- **WHAT YOU NEED TO DO**: Copy every line from the material below that holds "ꯀꯟꯅꯕ".

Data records
┌────────

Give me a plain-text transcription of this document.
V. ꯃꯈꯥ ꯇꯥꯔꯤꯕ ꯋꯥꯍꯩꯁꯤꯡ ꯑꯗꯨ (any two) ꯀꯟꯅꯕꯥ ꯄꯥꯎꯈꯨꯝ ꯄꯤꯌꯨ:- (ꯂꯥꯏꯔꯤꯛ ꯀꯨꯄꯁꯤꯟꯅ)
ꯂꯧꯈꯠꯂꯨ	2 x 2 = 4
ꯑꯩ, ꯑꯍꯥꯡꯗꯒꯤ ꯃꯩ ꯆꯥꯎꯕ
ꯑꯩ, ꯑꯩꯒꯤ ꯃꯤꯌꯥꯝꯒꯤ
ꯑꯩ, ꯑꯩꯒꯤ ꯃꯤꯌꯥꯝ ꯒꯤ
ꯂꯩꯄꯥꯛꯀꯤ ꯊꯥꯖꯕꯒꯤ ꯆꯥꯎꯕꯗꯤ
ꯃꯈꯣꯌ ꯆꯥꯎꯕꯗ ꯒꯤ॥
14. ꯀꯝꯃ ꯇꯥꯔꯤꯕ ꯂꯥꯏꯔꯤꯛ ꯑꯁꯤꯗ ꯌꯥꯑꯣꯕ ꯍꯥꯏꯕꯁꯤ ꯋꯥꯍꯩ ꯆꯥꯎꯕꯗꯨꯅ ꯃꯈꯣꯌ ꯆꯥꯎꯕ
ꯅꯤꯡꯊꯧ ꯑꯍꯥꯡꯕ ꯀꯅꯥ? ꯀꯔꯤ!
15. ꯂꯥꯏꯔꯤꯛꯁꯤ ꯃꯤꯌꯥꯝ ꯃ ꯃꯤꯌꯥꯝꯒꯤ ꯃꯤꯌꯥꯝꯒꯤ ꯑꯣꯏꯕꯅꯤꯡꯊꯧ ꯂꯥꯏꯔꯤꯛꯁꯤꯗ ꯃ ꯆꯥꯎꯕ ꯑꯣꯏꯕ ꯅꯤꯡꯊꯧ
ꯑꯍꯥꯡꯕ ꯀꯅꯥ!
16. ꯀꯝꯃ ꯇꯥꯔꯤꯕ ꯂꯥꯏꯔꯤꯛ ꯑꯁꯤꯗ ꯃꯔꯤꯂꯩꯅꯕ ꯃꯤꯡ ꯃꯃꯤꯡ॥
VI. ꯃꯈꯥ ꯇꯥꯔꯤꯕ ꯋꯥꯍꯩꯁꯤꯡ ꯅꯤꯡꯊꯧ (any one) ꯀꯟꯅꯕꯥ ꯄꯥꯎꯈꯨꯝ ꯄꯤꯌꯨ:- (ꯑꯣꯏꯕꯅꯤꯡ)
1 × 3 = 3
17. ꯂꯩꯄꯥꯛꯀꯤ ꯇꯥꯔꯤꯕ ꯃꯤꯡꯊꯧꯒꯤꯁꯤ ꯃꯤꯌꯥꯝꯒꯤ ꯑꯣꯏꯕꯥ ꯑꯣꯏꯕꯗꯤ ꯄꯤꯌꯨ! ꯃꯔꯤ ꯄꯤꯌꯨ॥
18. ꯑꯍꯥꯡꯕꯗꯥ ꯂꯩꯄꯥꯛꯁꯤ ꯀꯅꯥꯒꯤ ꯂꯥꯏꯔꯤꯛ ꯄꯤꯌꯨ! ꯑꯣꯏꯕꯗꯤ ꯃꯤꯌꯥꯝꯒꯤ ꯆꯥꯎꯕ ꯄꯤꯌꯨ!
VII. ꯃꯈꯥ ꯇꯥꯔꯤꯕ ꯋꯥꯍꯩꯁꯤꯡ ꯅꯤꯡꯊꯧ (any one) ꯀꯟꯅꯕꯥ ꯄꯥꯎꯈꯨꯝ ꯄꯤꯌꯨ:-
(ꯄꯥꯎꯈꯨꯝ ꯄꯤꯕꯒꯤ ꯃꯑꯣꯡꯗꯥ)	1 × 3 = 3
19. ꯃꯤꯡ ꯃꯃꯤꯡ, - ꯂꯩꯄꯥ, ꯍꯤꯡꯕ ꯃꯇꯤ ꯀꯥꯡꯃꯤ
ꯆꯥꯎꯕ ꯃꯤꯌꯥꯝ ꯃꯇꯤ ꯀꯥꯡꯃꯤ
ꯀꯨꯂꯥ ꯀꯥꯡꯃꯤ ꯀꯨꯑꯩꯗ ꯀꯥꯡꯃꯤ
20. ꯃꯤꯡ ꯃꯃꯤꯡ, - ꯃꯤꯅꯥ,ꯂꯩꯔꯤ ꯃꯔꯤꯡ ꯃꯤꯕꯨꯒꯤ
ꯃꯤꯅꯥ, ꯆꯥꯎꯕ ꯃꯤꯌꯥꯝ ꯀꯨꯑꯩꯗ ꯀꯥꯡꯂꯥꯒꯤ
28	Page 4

└────────

- **EXERCISE SOLUTION**:
V. ꯃꯈꯥ ꯇꯥꯔꯤꯕ ꯋꯥꯍꯩꯁꯤꯡ ꯑꯗꯨ (any two) ꯀꯟꯅꯕꯥ ꯄꯥꯎꯈꯨꯝ ꯄꯤꯌꯨ:- (ꯂꯥꯏꯔꯤꯛ ꯀꯨꯄꯁꯤꯟꯅ)
VI. ꯃꯈꯥ ꯇꯥꯔꯤꯕ ꯋꯥꯍꯩꯁꯤꯡ ꯅꯤꯡꯊꯧ (any one) ꯀꯟꯅꯕꯥ ꯄꯥꯎꯈꯨꯝ ꯄꯤꯌꯨ:- (ꯑꯣꯏꯕꯅꯤꯡ)
VII. ꯃꯈꯥ ꯇꯥꯔꯤꯕ ꯋꯥꯍꯩꯁꯤꯡ ꯅꯤꯡꯊꯧ (any one) ꯀꯟꯅꯕꯥ ꯄꯥꯎꯈꯨꯝ ꯄꯤꯌꯨ:-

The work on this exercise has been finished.